Lift out all lines below that contain "name".

####################

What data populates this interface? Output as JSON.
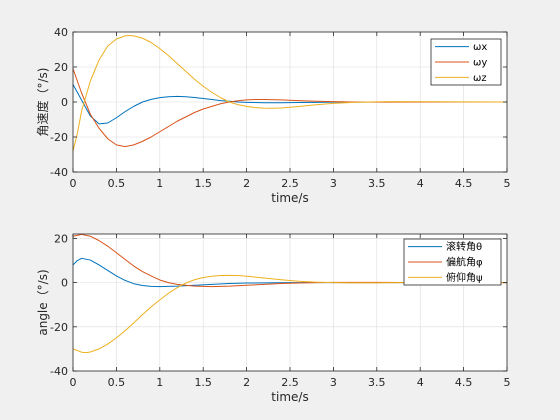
{
  "chart_data": [
    {
      "type": "line",
      "xlabel": "time/s",
      "ylabel": "角速度（°/s)",
      "xlim": [
        0,
        5
      ],
      "ylim": [
        -40,
        40
      ],
      "xticks": [
        0,
        0.5,
        1,
        1.5,
        2,
        2.5,
        3,
        3.5,
        4,
        4.5,
        5
      ],
      "yticks": [
        -40,
        -20,
        0,
        20,
        40
      ],
      "xtick_labels": [
        "0",
        "0.5",
        "1",
        "1.5",
        "2",
        "2.5",
        "3",
        "3.5",
        "4",
        "4.5",
        "5"
      ],
      "ytick_labels": [
        "-40",
        "-20",
        "0",
        "20",
        "40"
      ],
      "grid": true,
      "legend_position": "top-right",
      "series": [
        {
          "name": "ωx",
          "color": "#0072BD",
          "points": [
            [
              0,
              10
            ],
            [
              0.1,
              1
            ],
            [
              0.2,
              -8
            ],
            [
              0.3,
              -12.5
            ],
            [
              0.4,
              -12
            ],
            [
              0.5,
              -9
            ],
            [
              0.6,
              -5.5
            ],
            [
              0.7,
              -2.5
            ],
            [
              0.8,
              0
            ],
            [
              0.9,
              1.5
            ],
            [
              1.0,
              2.5
            ],
            [
              1.1,
              3
            ],
            [
              1.2,
              3.2
            ],
            [
              1.3,
              3
            ],
            [
              1.4,
              2.6
            ],
            [
              1.5,
              2
            ],
            [
              1.6,
              1.4
            ],
            [
              1.7,
              0.8
            ],
            [
              1.8,
              0.4
            ],
            [
              1.9,
              0
            ],
            [
              2.0,
              -0.2
            ],
            [
              2.2,
              -0.4
            ],
            [
              2.4,
              -0.4
            ],
            [
              2.6,
              -0.3
            ],
            [
              2.8,
              -0.2
            ],
            [
              3.0,
              -0.1
            ],
            [
              3.5,
              0
            ],
            [
              4.0,
              0
            ],
            [
              4.5,
              0
            ],
            [
              5.0,
              0
            ]
          ]
        },
        {
          "name": "ωy",
          "color": "#D95319",
          "points": [
            [
              0,
              19
            ],
            [
              0.1,
              5
            ],
            [
              0.2,
              -7
            ],
            [
              0.3,
              -15
            ],
            [
              0.4,
              -21
            ],
            [
              0.5,
              -24.5
            ],
            [
              0.6,
              -25.5
            ],
            [
              0.7,
              -24.5
            ],
            [
              0.8,
              -22.5
            ],
            [
              0.9,
              -20
            ],
            [
              1.0,
              -17
            ],
            [
              1.1,
              -14
            ],
            [
              1.2,
              -11
            ],
            [
              1.3,
              -8.5
            ],
            [
              1.4,
              -6
            ],
            [
              1.5,
              -4
            ],
            [
              1.6,
              -2.5
            ],
            [
              1.7,
              -1
            ],
            [
              1.8,
              0
            ],
            [
              1.9,
              0.7
            ],
            [
              2.0,
              1.2
            ],
            [
              2.1,
              1.4
            ],
            [
              2.2,
              1.4
            ],
            [
              2.4,
              1.2
            ],
            [
              2.6,
              0.8
            ],
            [
              2.8,
              0.4
            ],
            [
              3.0,
              0.2
            ],
            [
              3.2,
              0
            ],
            [
              3.5,
              -0.1
            ],
            [
              4.0,
              0
            ],
            [
              4.5,
              0
            ],
            [
              5.0,
              0
            ]
          ]
        },
        {
          "name": "ωz",
          "color": "#EDB120",
          "points": [
            [
              0,
              -28
            ],
            [
              0.05,
              -18
            ],
            [
              0.1,
              -5
            ],
            [
              0.2,
              12
            ],
            [
              0.3,
              24
            ],
            [
              0.4,
              32
            ],
            [
              0.5,
              36
            ],
            [
              0.6,
              37.8
            ],
            [
              0.65,
              38
            ],
            [
              0.7,
              37.8
            ],
            [
              0.8,
              36.5
            ],
            [
              0.9,
              34
            ],
            [
              1.0,
              30.5
            ],
            [
              1.1,
              26.5
            ],
            [
              1.2,
              22
            ],
            [
              1.3,
              17.5
            ],
            [
              1.4,
              13
            ],
            [
              1.5,
              9
            ],
            [
              1.6,
              5.5
            ],
            [
              1.7,
              2.5
            ],
            [
              1.8,
              0
            ],
            [
              1.9,
              -1.5
            ],
            [
              2.0,
              -2.5
            ],
            [
              2.1,
              -3.2
            ],
            [
              2.2,
              -3.5
            ],
            [
              2.3,
              -3.6
            ],
            [
              2.4,
              -3.4
            ],
            [
              2.6,
              -2.6
            ],
            [
              2.8,
              -1.6
            ],
            [
              3.0,
              -0.8
            ],
            [
              3.2,
              -0.3
            ],
            [
              3.4,
              0
            ],
            [
              3.6,
              0.2
            ],
            [
              4.0,
              0.2
            ],
            [
              4.5,
              0.1
            ],
            [
              5.0,
              0
            ]
          ]
        }
      ]
    },
    {
      "type": "line",
      "xlabel": "time/s",
      "ylabel": "angle（°/s)",
      "xlim": [
        0,
        5
      ],
      "ylim": [
        -40,
        22
      ],
      "xticks": [
        0,
        0.5,
        1,
        1.5,
        2,
        2.5,
        3,
        3.5,
        4,
        4.5,
        5
      ],
      "yticks": [
        -40,
        -20,
        0,
        20
      ],
      "xtick_labels": [
        "0",
        "0.5",
        "1",
        "1.5",
        "2",
        "2.5",
        "3",
        "3.5",
        "4",
        "4.5",
        "5"
      ],
      "ytick_labels": [
        "-40",
        "-20",
        "0",
        "20"
      ],
      "grid": true,
      "legend_position": "top-right",
      "series": [
        {
          "name": "滚转角θ",
          "color": "#0072BD",
          "points": [
            [
              0,
              8
            ],
            [
              0.05,
              10
            ],
            [
              0.1,
              11
            ],
            [
              0.2,
              10.2
            ],
            [
              0.3,
              8
            ],
            [
              0.4,
              5.5
            ],
            [
              0.5,
              3
            ],
            [
              0.6,
              1
            ],
            [
              0.7,
              -0.5
            ],
            [
              0.8,
              -1.3
            ],
            [
              0.9,
              -1.7
            ],
            [
              1.0,
              -1.8
            ],
            [
              1.2,
              -1.6
            ],
            [
              1.4,
              -1.2
            ],
            [
              1.6,
              -0.8
            ],
            [
              1.8,
              -0.4
            ],
            [
              2.0,
              -0.2
            ],
            [
              2.5,
              0
            ],
            [
              3.0,
              0
            ],
            [
              4.0,
              0
            ],
            [
              5.0,
              0
            ]
          ]
        },
        {
          "name": "偏航角φ",
          "color": "#D95319",
          "points": [
            [
              0,
              21
            ],
            [
              0.1,
              21.8
            ],
            [
              0.2,
              21
            ],
            [
              0.3,
              19
            ],
            [
              0.4,
              16.5
            ],
            [
              0.5,
              13.5
            ],
            [
              0.6,
              10.5
            ],
            [
              0.7,
              7.5
            ],
            [
              0.8,
              5
            ],
            [
              0.9,
              3
            ],
            [
              1.0,
              1.2
            ],
            [
              1.1,
              0
            ],
            [
              1.2,
              -0.8
            ],
            [
              1.4,
              -1.6
            ],
            [
              1.6,
              -1.8
            ],
            [
              1.8,
              -1.6
            ],
            [
              2.0,
              -1.2
            ],
            [
              2.2,
              -0.8
            ],
            [
              2.4,
              -0.4
            ],
            [
              2.6,
              -0.2
            ],
            [
              2.8,
              0
            ],
            [
              3.0,
              0.1
            ],
            [
              3.5,
              0.1
            ],
            [
              4.0,
              0
            ],
            [
              5.0,
              0
            ]
          ]
        },
        {
          "name": "俯仰角ψ",
          "color": "#EDB120",
          "points": [
            [
              0,
              -30
            ],
            [
              0.1,
              -31.5
            ],
            [
              0.15,
              -31.7
            ],
            [
              0.2,
              -31.4
            ],
            [
              0.3,
              -30
            ],
            [
              0.4,
              -27.8
            ],
            [
              0.5,
              -25
            ],
            [
              0.6,
              -21.8
            ],
            [
              0.7,
              -18.2
            ],
            [
              0.8,
              -14.5
            ],
            [
              0.9,
              -11
            ],
            [
              1.0,
              -7.8
            ],
            [
              1.1,
              -4.8
            ],
            [
              1.2,
              -2.3
            ],
            [
              1.3,
              -0.2
            ],
            [
              1.4,
              1.3
            ],
            [
              1.5,
              2.3
            ],
            [
              1.6,
              2.9
            ],
            [
              1.7,
              3.2
            ],
            [
              1.8,
              3.3
            ],
            [
              1.9,
              3.2
            ],
            [
              2.0,
              2.9
            ],
            [
              2.2,
              2.1
            ],
            [
              2.4,
              1.3
            ],
            [
              2.6,
              0.6
            ],
            [
              2.8,
              0.2
            ],
            [
              3.0,
              0
            ],
            [
              3.2,
              -0.1
            ],
            [
              3.5,
              -0.1
            ],
            [
              4.0,
              0
            ],
            [
              5.0,
              0
            ]
          ]
        }
      ]
    }
  ]
}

####################

■ Exercise result:
          "name": "ωx",
          "name": "ωy",
          "name": "ωz",
          "name": "滚转角θ",
          "name": "偏航角φ",
          "name": "俯仰角ψ",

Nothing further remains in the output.